[Extracted data entries]

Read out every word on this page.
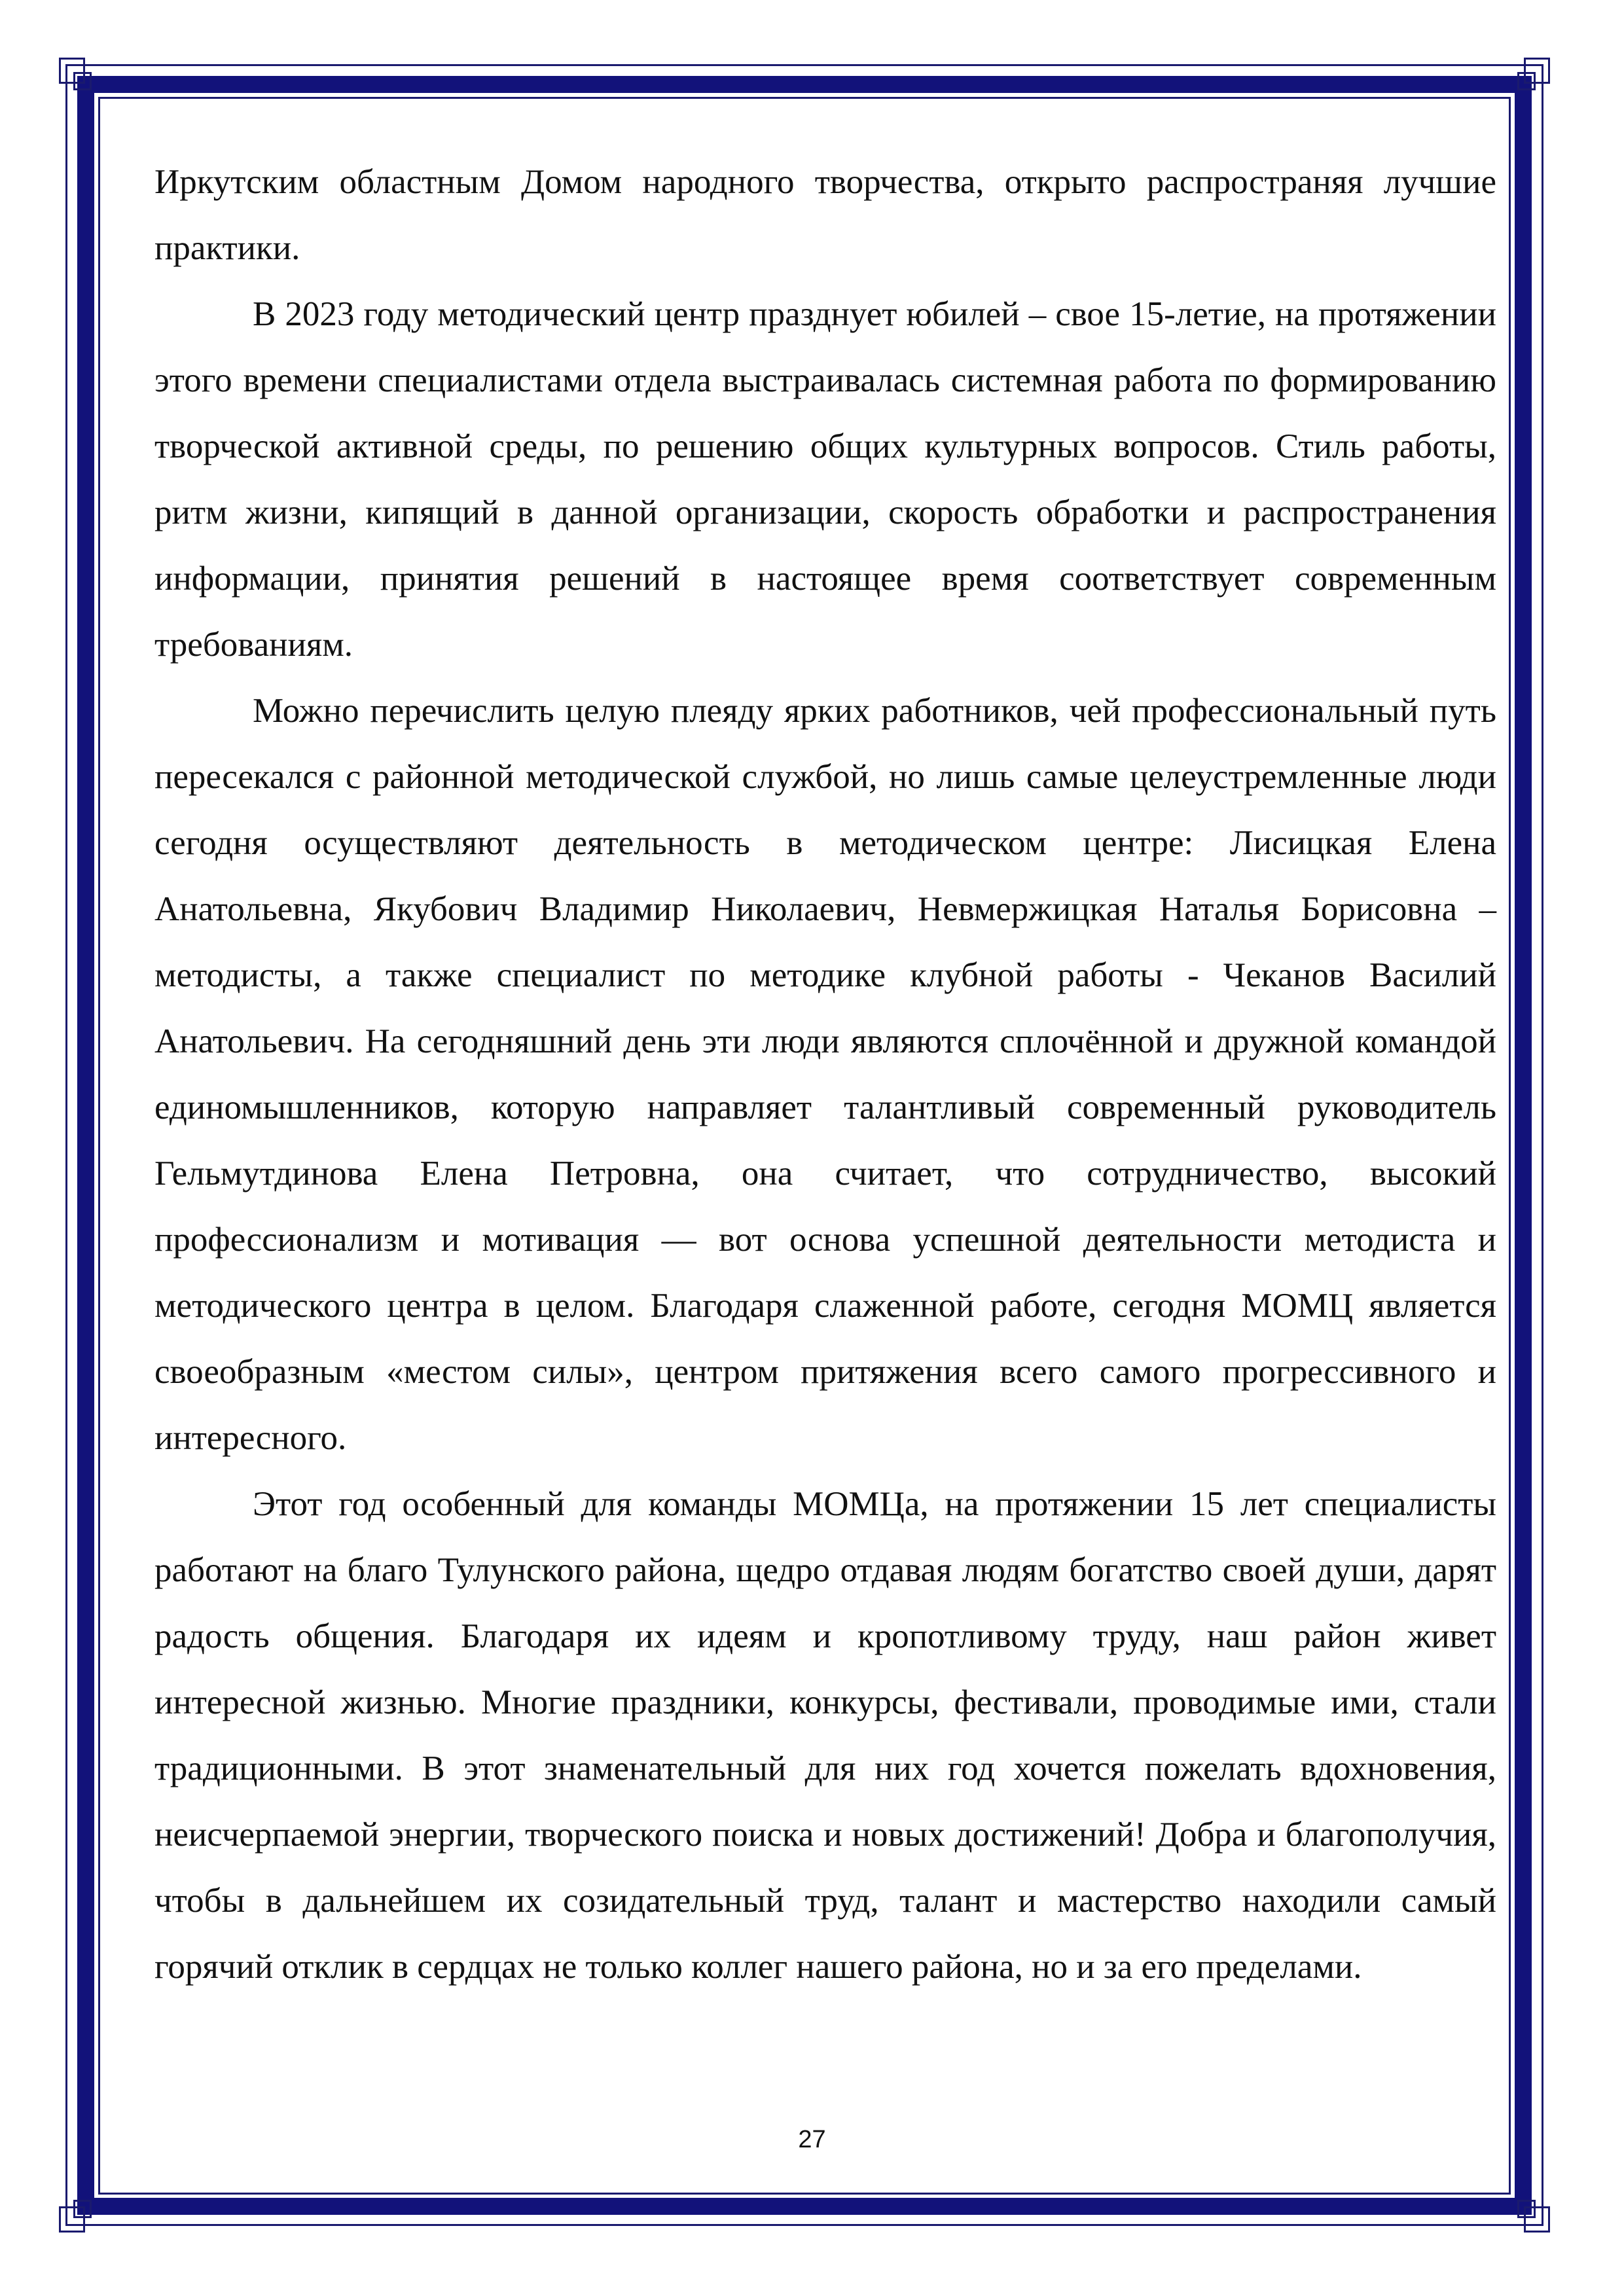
Иркутским областным Домом народного творчества, открыто распространяя лучшие практики.

В 2023 году методический центр празднует юбилей – свое 15-летие, на протяжении этого времени специалистами отдела выстраивалась системная работа по формированию творческой активной среды, по решению общих культурных вопросов. Стиль работы, ритм жизни, кипящий в данной организации, скорость обработки и распространения информации, принятия решений в настоящее время соответствует современным требованиям.

Можно перечислить целую плеяду ярких работников, чей профессиональный путь пересекался с районной методической службой, но лишь самые целеустремленные люди сегодня осуществляют деятельность в методическом центре: Лисицкая Елена Анатольевна, Якубович Владимир Николаевич, Невмержицкая Наталья Борисовна – методисты, а также специалист по методике клубной работы - Чеканов Василий Анатольевич. На сегодняшний день эти люди являются сплочённой и дружной командой единомышленников, которую направляет талантливый современный руководитель Гельмутдинова Елена Петровна, она считает, что сотрудничество, высокий профессионализм и мотивация — вот основа успешной деятельности методиста и методического центра в целом. Благодаря слаженной работе, сегодня МОМЦ является своеобразным «местом силы», центром притяжения всего самого прогрессивного и интересного.

Этот год особенный для команды МОМЦа, на протяжении 15 лет специалисты работают на благо Тулунского района, щедро отдавая людям богатство своей души, дарят радость общения. Благодаря их идеям и кропотливому труду, наш район живет интересной жизнью. Многие праздники, конкурсы, фестивали, проводимые ими, стали традиционными. В этот знаменательный для них год хочется пожелать вдохновения, неисчерпаемой энергии, творческого поиска и новых достижений! Добра и благополучия, чтобы в дальнейшем их созидательный труд, талант и мастерство находили самый горячий отклик в сердцах не только коллег нашего района, но и за его пределами.

27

THE TASK
Your task is to transcribe all of the records precisely, with no images included.

ANSWER
Read out every word on this page.
Иркутским областным Домом народного творчества, открыто распространяя лучшие практики.

В 2023 году методический центр празднует юбилей – свое 15-летие, на протяжении этого времени специалистами отдела выстраивалась системная работа по формированию творческой активной среды, по решению общих культурных вопросов. Стиль работы, ритм жизни, кипящий в данной организации, скорость обработки и распространения информации, принятия решений в настоящее время соответствует современным требованиям.

Можно перечислить целую плеяду ярких работников, чей профессиональный путь пересекался с районной методической службой, но лишь самые целеустремленные люди сегодня осуществляют деятельность в методическом центре: Лисицкая Елена Анатольевна, Якубович Владимир Николаевич, Невмержицкая Наталья Борисовна – методисты, а также специалист по методике клубной работы - Чеканов Василий Анатольевич. На сегодняшний день эти люди являются сплочённой и дружной командой единомышленников, которую направляет талантливый современный руководитель Гельмутдинова Елена Петровна, она считает, что сотрудничество, высокий профессионализм и мотивация — вот основа успешной деятельности методиста и методического центра в целом. Благодаря слаженной работе, сегодня МОМЦ является своеобразным «местом силы», центром притяжения всего самого прогрессивного и интересного.

Этот год особенный для команды МОМЦа, на протяжении 15 лет специалисты работают на благо Тулунского района, щедро отдавая людям богатство своей души, дарят радость общения. Благодаря их идеям и кропотливому труду, наш район живет интересной жизнью. Многие праздники, конкурсы, фестивали, проводимые ими, стали традиционными. В этот знаменательный для них год хочется пожелать вдохновения, неисчерпаемой энергии, творческого поиска и новых достижений! Добра и благополучия, чтобы в дальнейшем их созидательный труд, талант и мастерство находили самый горячий отклик в сердцах не только коллег нашего района, но и за его пределами.

27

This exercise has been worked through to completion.